AIM:
Produce an exact copy of all the data below, dropping every image.

DATA SECTION:
□ □ □

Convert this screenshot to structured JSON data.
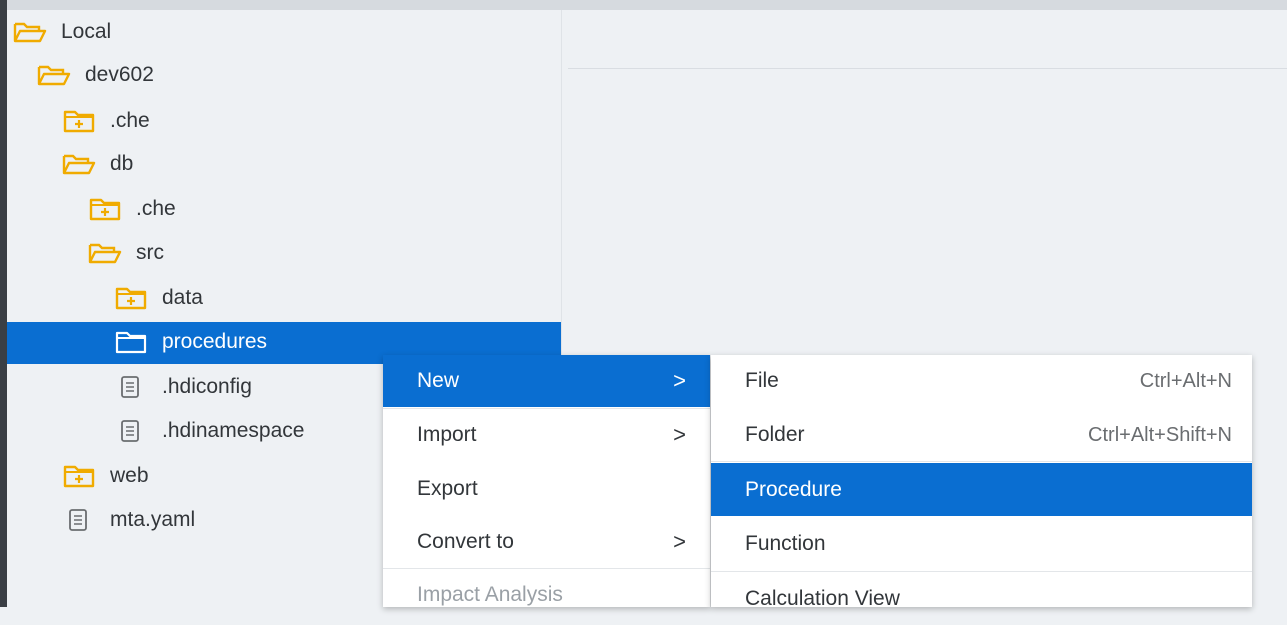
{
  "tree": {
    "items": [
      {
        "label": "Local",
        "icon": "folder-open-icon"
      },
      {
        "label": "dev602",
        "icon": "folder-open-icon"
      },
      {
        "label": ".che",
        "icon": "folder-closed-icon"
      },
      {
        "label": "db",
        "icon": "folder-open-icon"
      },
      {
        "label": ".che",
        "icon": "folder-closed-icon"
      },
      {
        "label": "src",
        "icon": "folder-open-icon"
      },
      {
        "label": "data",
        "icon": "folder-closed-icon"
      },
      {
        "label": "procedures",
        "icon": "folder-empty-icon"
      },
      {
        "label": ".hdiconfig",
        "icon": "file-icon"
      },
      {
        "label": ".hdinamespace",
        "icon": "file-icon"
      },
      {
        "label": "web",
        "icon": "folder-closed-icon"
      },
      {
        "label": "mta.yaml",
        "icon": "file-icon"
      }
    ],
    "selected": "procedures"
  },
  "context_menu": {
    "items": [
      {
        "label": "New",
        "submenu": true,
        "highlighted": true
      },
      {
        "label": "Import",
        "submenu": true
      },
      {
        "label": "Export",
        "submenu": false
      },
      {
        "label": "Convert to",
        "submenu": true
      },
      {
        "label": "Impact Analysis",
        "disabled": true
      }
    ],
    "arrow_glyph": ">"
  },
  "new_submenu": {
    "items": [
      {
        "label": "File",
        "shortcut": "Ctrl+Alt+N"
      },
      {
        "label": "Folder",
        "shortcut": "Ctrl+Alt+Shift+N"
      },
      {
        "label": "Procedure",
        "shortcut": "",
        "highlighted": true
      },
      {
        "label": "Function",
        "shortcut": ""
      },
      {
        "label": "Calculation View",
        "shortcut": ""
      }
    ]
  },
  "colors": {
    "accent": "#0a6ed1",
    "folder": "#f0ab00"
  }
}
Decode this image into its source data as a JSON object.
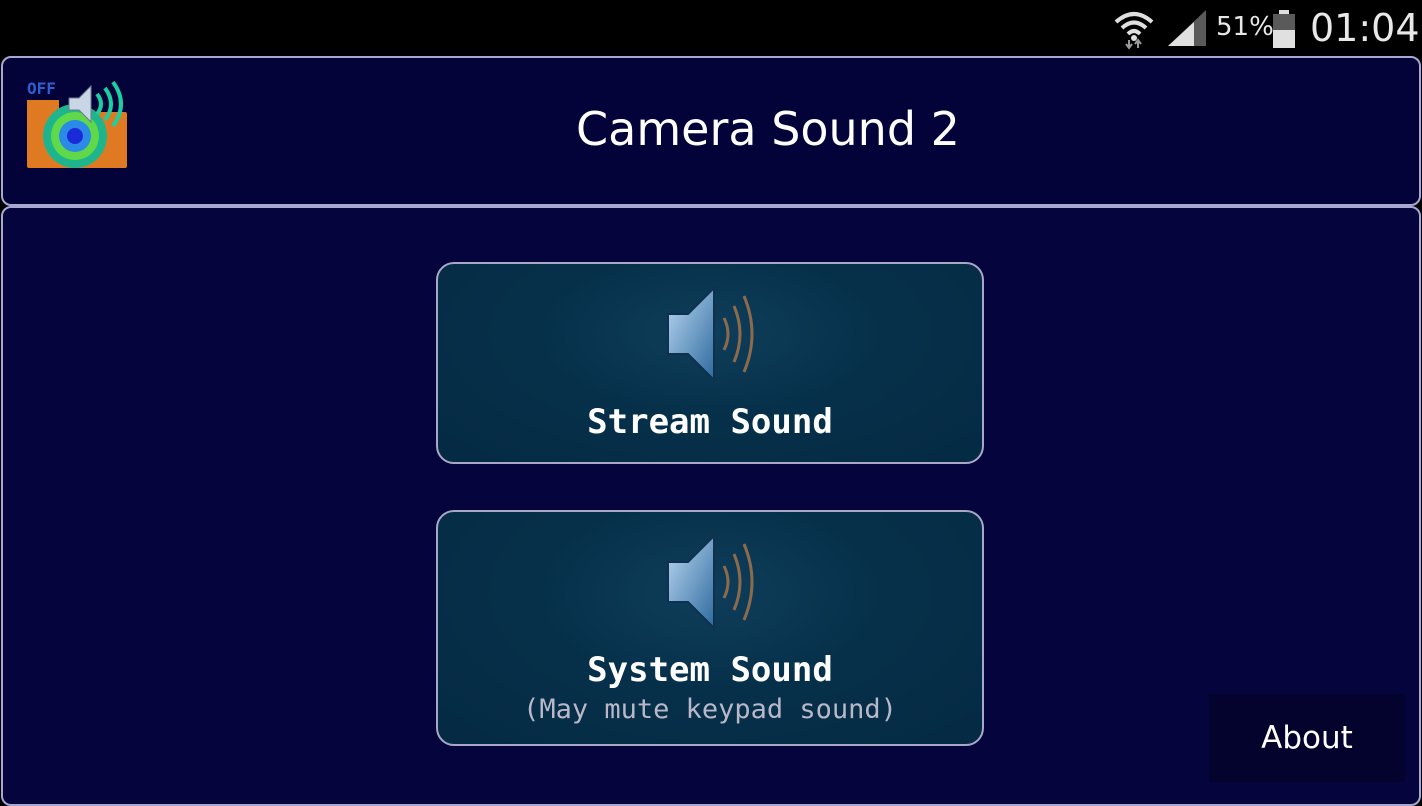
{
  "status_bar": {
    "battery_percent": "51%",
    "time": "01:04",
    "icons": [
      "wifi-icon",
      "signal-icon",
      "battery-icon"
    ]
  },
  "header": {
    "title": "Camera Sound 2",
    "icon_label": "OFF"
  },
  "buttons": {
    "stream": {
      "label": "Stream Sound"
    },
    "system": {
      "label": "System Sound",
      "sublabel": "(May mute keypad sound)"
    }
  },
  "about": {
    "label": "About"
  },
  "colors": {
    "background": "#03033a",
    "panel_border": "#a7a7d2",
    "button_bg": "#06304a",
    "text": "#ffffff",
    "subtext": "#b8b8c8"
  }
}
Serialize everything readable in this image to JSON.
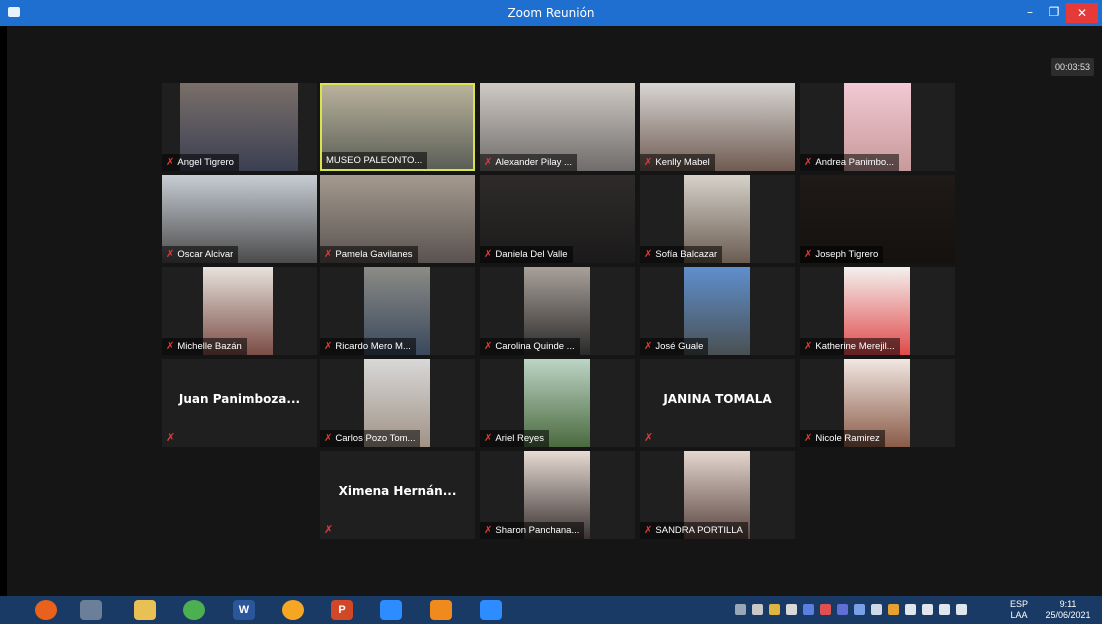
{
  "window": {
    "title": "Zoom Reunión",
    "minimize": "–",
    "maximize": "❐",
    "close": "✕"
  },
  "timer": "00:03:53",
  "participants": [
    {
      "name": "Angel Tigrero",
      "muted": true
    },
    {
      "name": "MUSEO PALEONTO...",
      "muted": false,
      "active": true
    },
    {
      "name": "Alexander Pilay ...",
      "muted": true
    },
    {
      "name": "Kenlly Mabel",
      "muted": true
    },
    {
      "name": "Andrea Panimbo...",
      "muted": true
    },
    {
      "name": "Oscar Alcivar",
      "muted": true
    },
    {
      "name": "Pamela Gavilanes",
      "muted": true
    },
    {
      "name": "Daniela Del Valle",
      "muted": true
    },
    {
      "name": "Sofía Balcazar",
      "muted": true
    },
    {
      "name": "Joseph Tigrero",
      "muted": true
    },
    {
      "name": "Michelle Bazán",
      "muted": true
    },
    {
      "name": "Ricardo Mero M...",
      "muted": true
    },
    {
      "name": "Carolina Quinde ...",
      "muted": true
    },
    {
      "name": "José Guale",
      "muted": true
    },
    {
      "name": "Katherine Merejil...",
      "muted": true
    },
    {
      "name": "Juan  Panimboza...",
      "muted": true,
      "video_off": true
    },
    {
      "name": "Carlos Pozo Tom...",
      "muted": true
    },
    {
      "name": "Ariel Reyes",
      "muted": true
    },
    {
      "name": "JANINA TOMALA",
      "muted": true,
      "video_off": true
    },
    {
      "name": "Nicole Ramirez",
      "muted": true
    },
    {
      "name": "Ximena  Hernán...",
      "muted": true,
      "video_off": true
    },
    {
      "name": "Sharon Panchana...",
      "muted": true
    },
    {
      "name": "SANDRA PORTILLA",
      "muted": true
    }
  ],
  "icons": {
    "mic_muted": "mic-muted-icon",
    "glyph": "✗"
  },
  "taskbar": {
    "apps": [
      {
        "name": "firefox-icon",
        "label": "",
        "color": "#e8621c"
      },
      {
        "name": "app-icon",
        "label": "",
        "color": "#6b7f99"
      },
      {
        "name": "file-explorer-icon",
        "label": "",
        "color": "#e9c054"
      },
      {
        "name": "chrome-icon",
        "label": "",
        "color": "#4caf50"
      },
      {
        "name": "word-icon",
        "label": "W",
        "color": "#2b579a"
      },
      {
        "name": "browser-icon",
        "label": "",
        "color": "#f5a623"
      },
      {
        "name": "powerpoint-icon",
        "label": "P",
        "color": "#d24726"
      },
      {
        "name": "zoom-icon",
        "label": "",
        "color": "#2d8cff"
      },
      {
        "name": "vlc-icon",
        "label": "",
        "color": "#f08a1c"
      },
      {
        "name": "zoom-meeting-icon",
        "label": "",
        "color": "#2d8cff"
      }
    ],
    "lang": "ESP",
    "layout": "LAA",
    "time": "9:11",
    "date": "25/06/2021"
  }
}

□ □ □

RESULT OF THIS EXERCISE:
Convert this screenshot to structured JSON data.
{
  "tree": {
    "items": [
      {
        "label": "Local",
        "icon": "folder-open-icon"
      },
      {
        "label": "dev602",
        "icon": "folder-open-icon"
      },
      {
        "label": ".che",
        "icon": "folder-closed-icon"
      },
      {
        "label": "db",
        "icon": "folder-open-icon"
      },
      {
        "label": ".che",
        "icon": "folder-closed-icon"
      },
      {
        "label": "src",
        "icon": "folder-open-icon"
      },
      {
        "label": "data",
        "icon": "folder-closed-icon"
      },
      {
        "label": "procedures",
        "icon": "folder-empty-icon"
      },
      {
        "label": ".hdiconfig",
        "icon": "file-icon"
      },
      {
        "label": ".hdinamespace",
        "icon": "file-icon"
      },
      {
        "label": "web",
        "icon": "folder-closed-icon"
      },
      {
        "label": "mta.yaml",
        "icon": "file-icon"
      }
    ],
    "selected": "procedures"
  },
  "context_menu": {
    "items": [
      {
        "label": "New",
        "submenu": true,
        "highlighted": true
      },
      {
        "label": "Import",
        "submenu": true
      },
      {
        "label": "Export",
        "submenu": false
      },
      {
        "label": "Convert to",
        "submenu": true
      },
      {
        "label": "Impact Analysis",
        "disabled": true
      }
    ],
    "arrow_glyph": ">"
  },
  "new_submenu": {
    "items": [
      {
        "label": "File",
        "shortcut": "Ctrl+Alt+N"
      },
      {
        "label": "Folder",
        "shortcut": "Ctrl+Alt+Shift+N"
      },
      {
        "label": "Procedure",
        "shortcut": "",
        "highlighted": true
      },
      {
        "label": "Function",
        "shortcut": ""
      },
      {
        "label": "Calculation View",
        "shortcut": ""
      }
    ]
  },
  "colors": {
    "accent": "#0a6ed1",
    "folder": "#f0ab00"
  }
}
Decode this image into its source data as a JSON object.
{
  "status_bar": {
    "battery_percent": "51%",
    "time": "01:04",
    "icons": [
      "wifi-icon",
      "signal-icon",
      "battery-icon"
    ]
  },
  "header": {
    "title": "Camera Sound 2",
    "icon_label": "OFF"
  },
  "buttons": {
    "stream": {
      "label": "Stream Sound"
    },
    "system": {
      "label": "System Sound",
      "sublabel": "(May mute keypad sound)"
    }
  },
  "about": {
    "label": "About"
  },
  "colors": {
    "background": "#03033a",
    "panel_border": "#a7a7d2",
    "button_bg": "#06304a",
    "text": "#ffffff",
    "subtext": "#b8b8c8"
  }
}
Serialize everything readable in this image to JSON.
{
  "window": {
    "title": "Zoom Reunión",
    "minimize": "–",
    "maximize": "❐",
    "close": "✕"
  },
  "timer": "00:03:53",
  "participants": [
    {
      "name": "Angel Tigrero",
      "muted": true
    },
    {
      "name": "MUSEO PALEONTO...",
      "muted": false,
      "active": true
    },
    {
      "name": "Alexander Pilay ...",
      "muted": true
    },
    {
      "name": "Kenlly Mabel",
      "muted": true
    },
    {
      "name": "Andrea Panimbo...",
      "muted": true
    },
    {
      "name": "Oscar Alcivar",
      "muted": true
    },
    {
      "name": "Pamela Gavilanes",
      "muted": true
    },
    {
      "name": "Daniela Del Valle",
      "muted": true
    },
    {
      "name": "Sofía Balcazar",
      "muted": true
    },
    {
      "name": "Joseph Tigrero",
      "muted": true
    },
    {
      "name": "Michelle Bazán",
      "muted": true
    },
    {
      "name": "Ricardo Mero M...",
      "muted": true
    },
    {
      "name": "Carolina Quinde ...",
      "muted": true
    },
    {
      "name": "José Guale",
      "muted": true
    },
    {
      "name": "Katherine Merejil...",
      "muted": true
    },
    {
      "name": "Juan  Panimboza...",
      "muted": true,
      "video_off": true
    },
    {
      "name": "Carlos Pozo Tom...",
      "muted": true
    },
    {
      "name": "Ariel Reyes",
      "muted": true
    },
    {
      "name": "JANINA TOMALA",
      "muted": true,
      "video_off": true
    },
    {
      "name": "Nicole Ramirez",
      "muted": true
    },
    {
      "name": "Ximena  Hernán...",
      "muted": true,
      "video_off": true
    },
    {
      "name": "Sharon Panchana...",
      "muted": true
    },
    {
      "name": "SANDRA PORTILLA",
      "muted": true
    }
  ],
  "icons": {
    "mic_muted": "mic-muted-icon",
    "glyph": "✗"
  },
  "taskbar": {
    "apps": [
      {
        "name": "firefox-icon",
        "label": "",
        "color": "#e8621c"
      },
      {
        "name": "app-icon",
        "label": "",
        "color": "#6b7f99"
      },
      {
        "name": "file-explorer-icon",
        "label": "",
        "color": "#e9c054"
      },
      {
        "name": "chrome-icon",
        "label": "",
        "color": "#4caf50"
      },
      {
        "name": "word-icon",
        "label": "W",
        "color": "#2b579a"
      },
      {
        "name": "browser-icon",
        "label": "",
        "color": "#f5a623"
      },
      {
        "name": "powerpoint-icon",
        "label": "P",
        "color": "#d24726"
      },
      {
        "name": "zoom-icon",
        "label": "",
        "color": "#2d8cff"
      },
      {
        "name": "vlc-icon",
        "label": "",
        "color": "#f08a1c"
      },
      {
        "name": "zoom-meeting-icon",
        "label": "",
        "color": "#2d8cff"
      }
    ],
    "lang": "ESP",
    "layout": "LAA",
    "time": "9:11",
    "date": "25/06/2021"
  }
}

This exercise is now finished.